> [Given exercise]
From the listing below, pull out the lines that hold "should".

[Lines of data]
::::

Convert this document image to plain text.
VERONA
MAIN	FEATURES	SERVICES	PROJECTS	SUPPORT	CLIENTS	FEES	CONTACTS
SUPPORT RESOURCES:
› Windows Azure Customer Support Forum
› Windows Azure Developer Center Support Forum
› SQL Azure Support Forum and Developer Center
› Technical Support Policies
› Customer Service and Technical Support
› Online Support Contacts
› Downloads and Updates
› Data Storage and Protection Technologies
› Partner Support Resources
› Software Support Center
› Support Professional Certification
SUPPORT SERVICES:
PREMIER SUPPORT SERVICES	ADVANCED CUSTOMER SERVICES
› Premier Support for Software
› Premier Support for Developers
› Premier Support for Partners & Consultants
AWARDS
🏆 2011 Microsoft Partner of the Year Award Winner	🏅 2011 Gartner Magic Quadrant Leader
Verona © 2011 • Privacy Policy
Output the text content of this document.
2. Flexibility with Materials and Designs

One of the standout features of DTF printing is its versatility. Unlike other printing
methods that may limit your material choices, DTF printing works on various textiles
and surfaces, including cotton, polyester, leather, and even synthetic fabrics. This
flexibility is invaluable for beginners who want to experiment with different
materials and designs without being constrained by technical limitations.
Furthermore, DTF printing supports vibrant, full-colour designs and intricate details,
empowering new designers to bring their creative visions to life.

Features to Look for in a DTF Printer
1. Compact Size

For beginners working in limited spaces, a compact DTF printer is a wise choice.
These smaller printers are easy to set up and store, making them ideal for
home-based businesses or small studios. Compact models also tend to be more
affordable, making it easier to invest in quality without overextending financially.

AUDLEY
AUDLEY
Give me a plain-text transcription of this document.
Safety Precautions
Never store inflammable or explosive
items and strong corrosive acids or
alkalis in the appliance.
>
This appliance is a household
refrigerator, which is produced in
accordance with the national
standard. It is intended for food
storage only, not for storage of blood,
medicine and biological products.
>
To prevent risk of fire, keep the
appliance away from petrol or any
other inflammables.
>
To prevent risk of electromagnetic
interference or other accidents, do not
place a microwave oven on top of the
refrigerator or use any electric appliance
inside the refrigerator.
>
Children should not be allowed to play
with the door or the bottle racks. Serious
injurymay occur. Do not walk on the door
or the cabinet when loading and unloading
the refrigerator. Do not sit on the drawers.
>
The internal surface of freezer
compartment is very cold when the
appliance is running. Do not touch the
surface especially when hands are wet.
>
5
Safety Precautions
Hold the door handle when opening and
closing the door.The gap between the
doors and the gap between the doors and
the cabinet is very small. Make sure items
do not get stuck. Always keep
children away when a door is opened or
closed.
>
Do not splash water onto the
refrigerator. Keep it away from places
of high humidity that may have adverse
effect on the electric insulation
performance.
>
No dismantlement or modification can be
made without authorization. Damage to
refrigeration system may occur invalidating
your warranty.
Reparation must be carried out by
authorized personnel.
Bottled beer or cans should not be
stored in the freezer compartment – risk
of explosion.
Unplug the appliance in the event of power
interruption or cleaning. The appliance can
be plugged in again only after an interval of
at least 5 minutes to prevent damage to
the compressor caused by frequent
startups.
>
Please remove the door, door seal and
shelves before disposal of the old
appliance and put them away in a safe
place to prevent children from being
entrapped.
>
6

::::

> [Result]
Children should not be allowed to play
Bottled beer or cans should not be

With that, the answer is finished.